*Instructions for the task*. All of the data that follows should be retyped exactly, please, except the pictures.

----- Records -----

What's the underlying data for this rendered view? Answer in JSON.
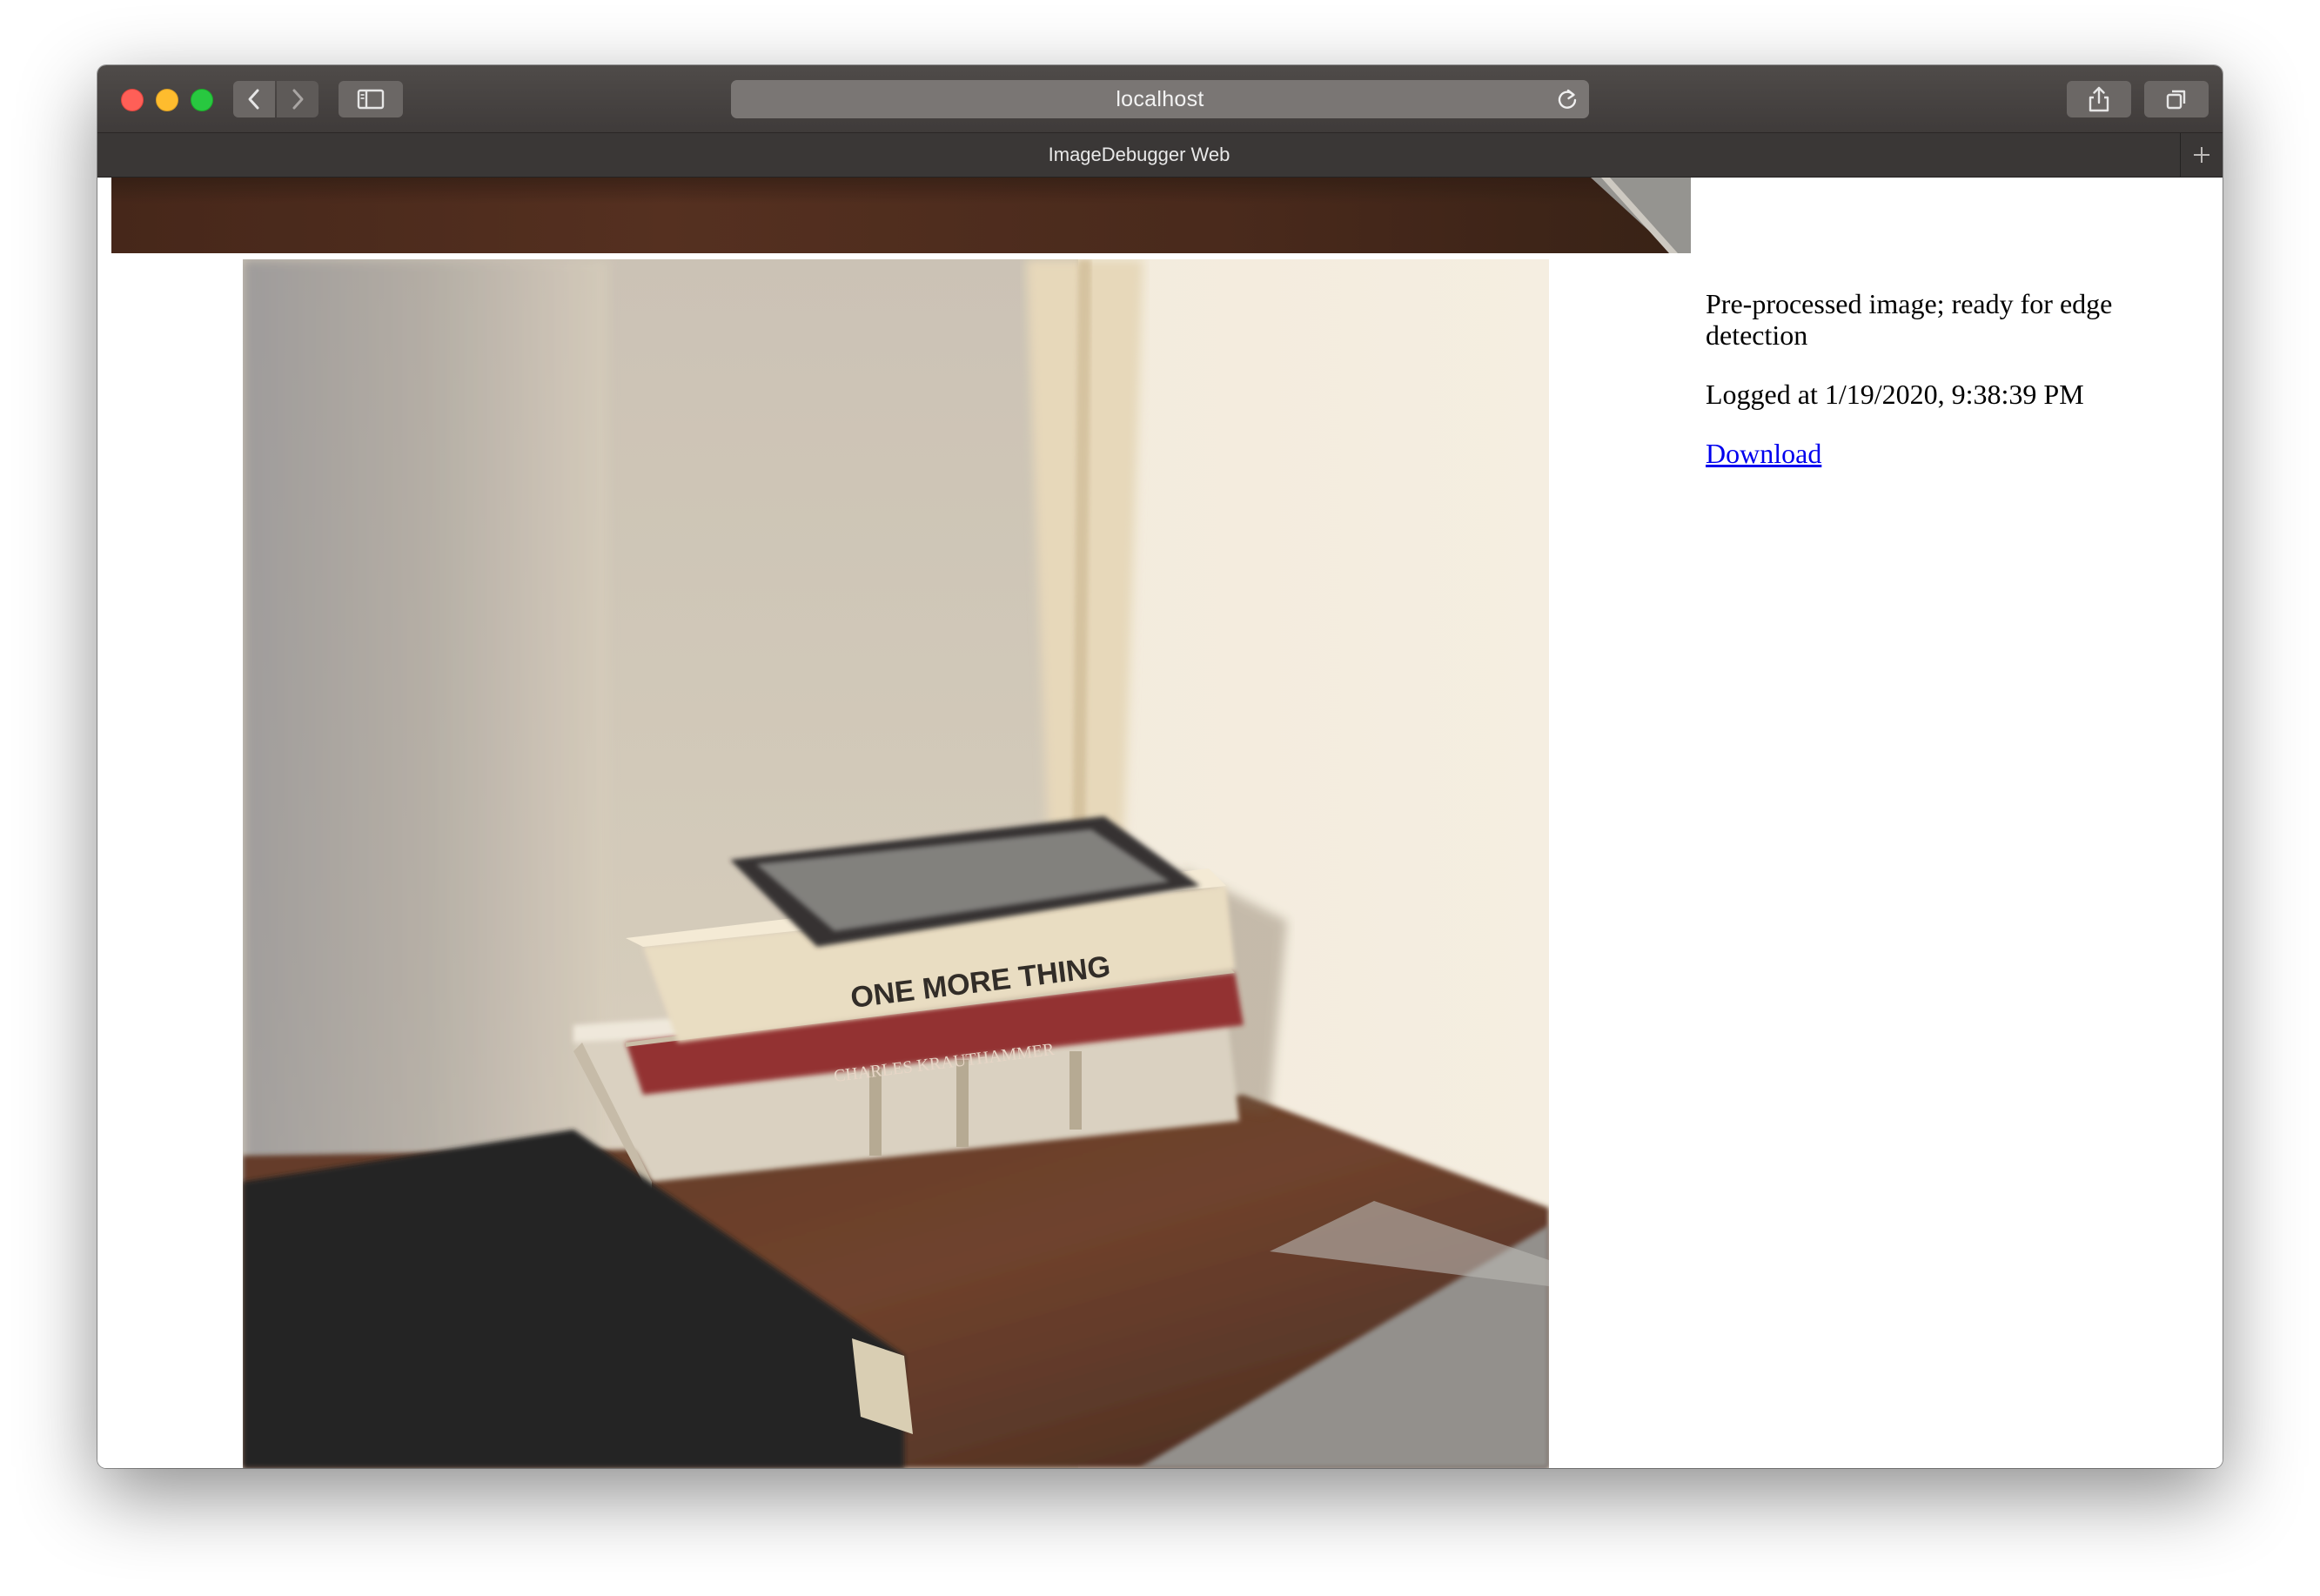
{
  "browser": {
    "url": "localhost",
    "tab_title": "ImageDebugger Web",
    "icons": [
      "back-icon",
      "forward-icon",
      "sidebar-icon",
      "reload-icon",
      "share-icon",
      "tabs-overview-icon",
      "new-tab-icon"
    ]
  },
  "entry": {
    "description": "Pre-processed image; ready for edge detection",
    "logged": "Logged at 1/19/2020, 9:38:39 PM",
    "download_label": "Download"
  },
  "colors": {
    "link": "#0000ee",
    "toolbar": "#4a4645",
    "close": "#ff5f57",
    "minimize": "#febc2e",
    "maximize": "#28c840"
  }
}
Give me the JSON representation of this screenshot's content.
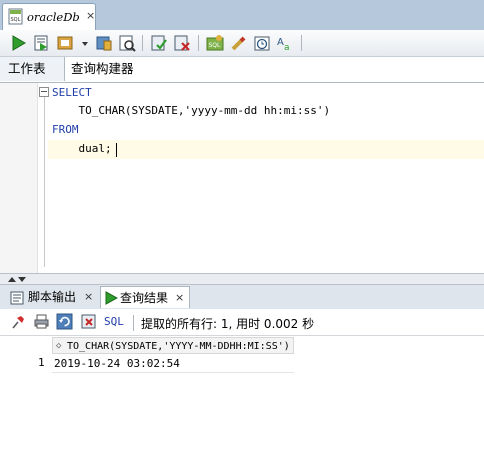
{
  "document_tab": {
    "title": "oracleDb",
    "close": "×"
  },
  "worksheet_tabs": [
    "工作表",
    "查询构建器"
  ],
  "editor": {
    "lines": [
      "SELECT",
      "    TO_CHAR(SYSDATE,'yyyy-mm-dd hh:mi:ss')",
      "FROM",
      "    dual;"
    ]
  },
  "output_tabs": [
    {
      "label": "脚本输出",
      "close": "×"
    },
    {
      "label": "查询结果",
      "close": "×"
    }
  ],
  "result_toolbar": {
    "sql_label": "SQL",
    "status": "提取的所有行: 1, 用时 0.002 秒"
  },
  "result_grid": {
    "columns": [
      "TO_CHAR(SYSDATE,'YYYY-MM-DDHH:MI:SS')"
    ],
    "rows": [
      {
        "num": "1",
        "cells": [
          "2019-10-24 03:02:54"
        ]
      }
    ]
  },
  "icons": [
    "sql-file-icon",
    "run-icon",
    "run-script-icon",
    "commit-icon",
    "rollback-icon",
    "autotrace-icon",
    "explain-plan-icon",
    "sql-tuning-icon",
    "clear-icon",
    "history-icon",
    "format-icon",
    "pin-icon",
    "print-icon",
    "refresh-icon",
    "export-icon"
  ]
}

-----

*Exercise response*.
What's the underlying data for this rendered view? Answer in JSON.
{
  "browser": {
    "url": "localhost",
    "tab_title": "ImageDebugger Web",
    "icons": [
      "back-icon",
      "forward-icon",
      "sidebar-icon",
      "reload-icon",
      "share-icon",
      "tabs-overview-icon",
      "new-tab-icon"
    ]
  },
  "entry": {
    "description": "Pre-processed image; ready for edge detection",
    "logged": "Logged at 1/19/2020, 9:38:39 PM",
    "download_label": "Download"
  },
  "colors": {
    "link": "#0000ee",
    "toolbar": "#4a4645",
    "close": "#ff5f57",
    "minimize": "#febc2e",
    "maximize": "#28c840"
  }
}
Give me the JSON representation of this screenshot's content.
{
  "document_tab": {
    "title": "oracleDb",
    "close": "×"
  },
  "worksheet_tabs": [
    "工作表",
    "查询构建器"
  ],
  "editor": {
    "lines": [
      "SELECT",
      "    TO_CHAR(SYSDATE,'yyyy-mm-dd hh:mi:ss')",
      "FROM",
      "    dual;"
    ]
  },
  "output_tabs": [
    {
      "label": "脚本输出",
      "close": "×"
    },
    {
      "label": "查询结果",
      "close": "×"
    }
  ],
  "result_toolbar": {
    "sql_label": "SQL",
    "status": "提取的所有行: 1, 用时 0.002 秒"
  },
  "result_grid": {
    "columns": [
      "TO_CHAR(SYSDATE,'YYYY-MM-DDHH:MI:SS')"
    ],
    "rows": [
      {
        "num": "1",
        "cells": [
          "2019-10-24 03:02:54"
        ]
      }
    ]
  },
  "icons": [
    "sql-file-icon",
    "run-icon",
    "run-script-icon",
    "commit-icon",
    "rollback-icon",
    "autotrace-icon",
    "explain-plan-icon",
    "sql-tuning-icon",
    "clear-icon",
    "history-icon",
    "format-icon",
    "pin-icon",
    "print-icon",
    "refresh-icon",
    "export-icon"
  ]
}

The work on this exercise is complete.